==== Dataset rows

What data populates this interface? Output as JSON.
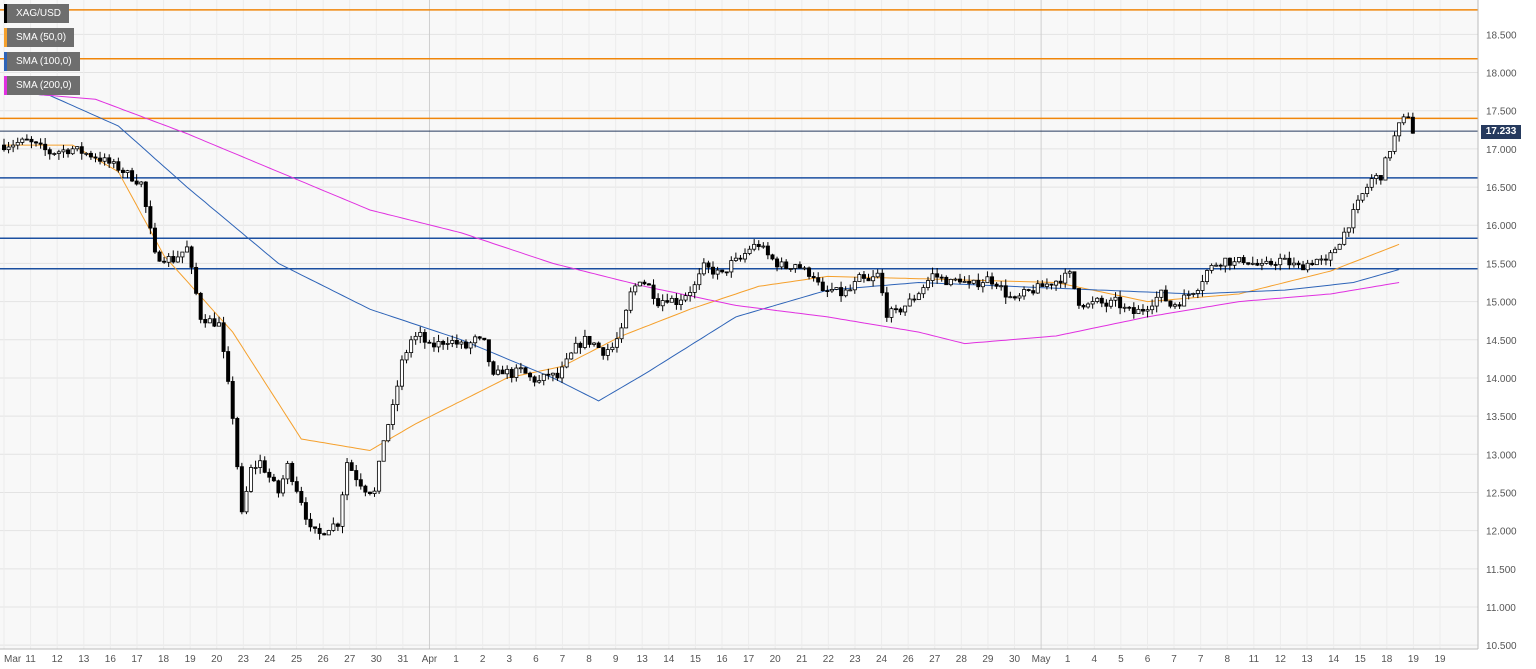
{
  "chart_data": {
    "type": "candlestick",
    "symbol": "XAG/USD",
    "last_price": "17.233",
    "legend": [
      {
        "label": "XAG/USD",
        "color": "#000000"
      },
      {
        "label": "SMA (50,0)",
        "color": "#f5a02c"
      },
      {
        "label": "SMA (100,0)",
        "color": "#2d63b7"
      },
      {
        "label": "SMA (200,0)",
        "color": "#e030e0"
      }
    ],
    "ylim": [
      10.45,
      18.95
    ],
    "y_ticks": [
      "10.500",
      "11.000",
      "11.500",
      "12.000",
      "12.500",
      "13.000",
      "13.500",
      "14.000",
      "14.500",
      "15.000",
      "15.500",
      "16.000",
      "16.500",
      "17.000",
      "17.500",
      "18.000",
      "18.500"
    ],
    "x_ticks": [
      "Mar",
      "11",
      "12",
      "13",
      "16",
      "17",
      "18",
      "19",
      "20",
      "23",
      "24",
      "25",
      "26",
      "27",
      "30",
      "31",
      "Apr",
      "1",
      "2",
      "3",
      "6",
      "7",
      "8",
      "9",
      "13",
      "14",
      "15",
      "16",
      "17",
      "20",
      "21",
      "22",
      "23",
      "24",
      "26",
      "27",
      "28",
      "29",
      "30",
      "May",
      "1",
      "4",
      "5",
      "6",
      "7",
      "7",
      "8",
      "11",
      "12",
      "13",
      "14",
      "15",
      "18",
      "19",
      "19"
    ],
    "month_separators": [
      "Apr",
      "May"
    ],
    "horizontal_levels": [
      {
        "value": 18.82,
        "color": "#f0860a"
      },
      {
        "value": 18.18,
        "color": "#f0860a"
      },
      {
        "value": 17.4,
        "color": "#f0860a"
      },
      {
        "value": 17.233,
        "color": "#263a5e"
      },
      {
        "value": 16.62,
        "color": "#1b4fa0"
      },
      {
        "value": 15.83,
        "color": "#1b4fa0"
      },
      {
        "value": 15.43,
        "color": "#1b4fa0"
      }
    ],
    "price_anchors": [
      [
        0,
        17.05
      ],
      [
        5,
        17.1
      ],
      [
        10,
        16.95
      ],
      [
        15,
        17.0
      ],
      [
        20,
        16.9
      ],
      [
        25,
        16.75
      ],
      [
        30,
        16.55
      ],
      [
        33,
        15.6
      ],
      [
        37,
        15.55
      ],
      [
        40,
        15.7
      ],
      [
        43,
        14.8
      ],
      [
        47,
        14.7
      ],
      [
        50,
        13.5
      ],
      [
        52,
        12.2
      ],
      [
        54,
        12.8
      ],
      [
        56,
        12.9
      ],
      [
        58,
        12.7
      ],
      [
        60,
        12.5
      ],
      [
        62,
        12.85
      ],
      [
        65,
        12.4
      ],
      [
        67,
        12.0
      ],
      [
        69,
        11.95
      ],
      [
        71,
        12.05
      ],
      [
        73,
        12.1
      ],
      [
        75,
        12.9
      ],
      [
        77,
        12.7
      ],
      [
        79,
        12.55
      ],
      [
        81,
        12.5
      ],
      [
        83,
        13.2
      ],
      [
        85,
        13.6
      ],
      [
        87,
        14.2
      ],
      [
        89,
        14.5
      ],
      [
        91,
        14.55
      ],
      [
        93,
        14.4
      ],
      [
        95,
        14.45
      ],
      [
        97,
        14.5
      ],
      [
        99,
        14.45
      ],
      [
        101,
        14.4
      ],
      [
        103,
        14.5
      ],
      [
        105,
        14.45
      ],
      [
        107,
        14.0
      ],
      [
        109,
        14.1
      ],
      [
        111,
        14.05
      ],
      [
        113,
        14.1
      ],
      [
        115,
        14.0
      ],
      [
        117,
        13.95
      ],
      [
        119,
        14.05
      ],
      [
        121,
        14.0
      ],
      [
        123,
        14.2
      ],
      [
        125,
        14.4
      ],
      [
        127,
        14.5
      ],
      [
        129,
        14.45
      ],
      [
        131,
        14.35
      ],
      [
        133,
        14.4
      ],
      [
        135,
        14.6
      ],
      [
        137,
        15.1
      ],
      [
        139,
        15.3
      ],
      [
        141,
        15.2
      ],
      [
        143,
        15.0
      ],
      [
        145,
        15.05
      ],
      [
        147,
        15.0
      ],
      [
        149,
        15.1
      ],
      [
        151,
        15.2
      ],
      [
        153,
        15.45
      ],
      [
        155,
        15.4
      ],
      [
        157,
        15.35
      ],
      [
        159,
        15.5
      ],
      [
        161,
        15.55
      ],
      [
        163,
        15.7
      ],
      [
        165,
        15.75
      ],
      [
        167,
        15.6
      ],
      [
        169,
        15.5
      ],
      [
        171,
        15.45
      ],
      [
        173,
        15.5
      ],
      [
        175,
        15.4
      ],
      [
        177,
        15.35
      ],
      [
        179,
        15.1
      ],
      [
        181,
        15.15
      ],
      [
        183,
        15.1
      ],
      [
        185,
        15.15
      ],
      [
        187,
        15.3
      ],
      [
        189,
        15.25
      ],
      [
        191,
        15.35
      ],
      [
        193,
        14.85
      ],
      [
        195,
        14.85
      ],
      [
        197,
        14.95
      ],
      [
        199,
        15.05
      ],
      [
        201,
        15.2
      ],
      [
        203,
        15.35
      ],
      [
        205,
        15.3
      ],
      [
        207,
        15.25
      ],
      [
        209,
        15.3
      ],
      [
        211,
        15.2
      ],
      [
        213,
        15.25
      ],
      [
        215,
        15.3
      ],
      [
        217,
        15.25
      ],
      [
        219,
        15.1
      ],
      [
        221,
        15.0
      ],
      [
        223,
        15.1
      ],
      [
        225,
        15.15
      ],
      [
        227,
        15.2
      ],
      [
        229,
        15.25
      ],
      [
        231,
        15.3
      ],
      [
        233,
        15.35
      ],
      [
        235,
        15.0
      ],
      [
        237,
        14.95
      ],
      [
        239,
        15.0
      ],
      [
        241,
        14.95
      ],
      [
        243,
        15.0
      ],
      [
        245,
        14.9
      ],
      [
        247,
        14.85
      ],
      [
        249,
        14.9
      ],
      [
        251,
        15.0
      ],
      [
        253,
        15.1
      ],
      [
        255,
        14.95
      ],
      [
        257,
        15.0
      ],
      [
        259,
        15.1
      ],
      [
        261,
        15.2
      ],
      [
        263,
        15.4
      ],
      [
        265,
        15.5
      ],
      [
        267,
        15.55
      ],
      [
        269,
        15.5
      ],
      [
        271,
        15.55
      ],
      [
        273,
        15.5
      ],
      [
        275,
        15.45
      ],
      [
        277,
        15.5
      ],
      [
        279,
        15.55
      ],
      [
        281,
        15.5
      ],
      [
        283,
        15.45
      ],
      [
        285,
        15.5
      ],
      [
        287,
        15.55
      ],
      [
        289,
        15.5
      ],
      [
        291,
        15.7
      ],
      [
        293,
        15.9
      ],
      [
        295,
        16.15
      ],
      [
        297,
        16.4
      ],
      [
        299,
        16.6
      ],
      [
        301,
        16.65
      ],
      [
        303,
        17.0
      ],
      [
        305,
        17.3
      ],
      [
        307,
        17.45
      ],
      [
        308,
        17.23
      ]
    ],
    "sma50_anchors": [
      [
        0,
        17.05
      ],
      [
        15,
        17.05
      ],
      [
        25,
        16.7
      ],
      [
        35,
        15.6
      ],
      [
        50,
        14.6
      ],
      [
        65,
        13.2
      ],
      [
        80,
        13.05
      ],
      [
        90,
        13.4
      ],
      [
        110,
        14.0
      ],
      [
        122,
        14.15
      ],
      [
        135,
        14.55
      ],
      [
        150,
        14.9
      ],
      [
        165,
        15.2
      ],
      [
        180,
        15.33
      ],
      [
        200,
        15.3
      ],
      [
        230,
        15.25
      ],
      [
        250,
        15.0
      ],
      [
        270,
        15.1
      ],
      [
        290,
        15.4
      ],
      [
        305,
        15.75
      ]
    ],
    "sma100_anchors": [
      [
        0,
        17.75
      ],
      [
        10,
        17.7
      ],
      [
        25,
        17.3
      ],
      [
        40,
        16.5
      ],
      [
        60,
        15.5
      ],
      [
        80,
        14.9
      ],
      [
        100,
        14.5
      ],
      [
        120,
        14.0
      ],
      [
        130,
        13.7
      ],
      [
        140,
        14.05
      ],
      [
        160,
        14.8
      ],
      [
        180,
        15.15
      ],
      [
        200,
        15.25
      ],
      [
        220,
        15.2
      ],
      [
        240,
        15.15
      ],
      [
        260,
        15.1
      ],
      [
        280,
        15.15
      ],
      [
        295,
        15.25
      ],
      [
        305,
        15.42
      ]
    ],
    "sma200_anchors": [
      [
        0,
        17.75
      ],
      [
        20,
        17.65
      ],
      [
        40,
        17.2
      ],
      [
        60,
        16.7
      ],
      [
        80,
        16.2
      ],
      [
        100,
        15.9
      ],
      [
        120,
        15.5
      ],
      [
        140,
        15.2
      ],
      [
        160,
        14.95
      ],
      [
        180,
        14.8
      ],
      [
        200,
        14.6
      ],
      [
        210,
        14.45
      ],
      [
        230,
        14.55
      ],
      [
        250,
        14.8
      ],
      [
        270,
        15.0
      ],
      [
        290,
        15.1
      ],
      [
        305,
        15.25
      ]
    ]
  }
}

========

Stated task:
Return all lines with the word "label" in them.

Answer:
        "label": "XAG/USD",
        "label": "SMA (50,0)",
        "label": "SMA (100,0)",
        "label": "SMA (200,0)",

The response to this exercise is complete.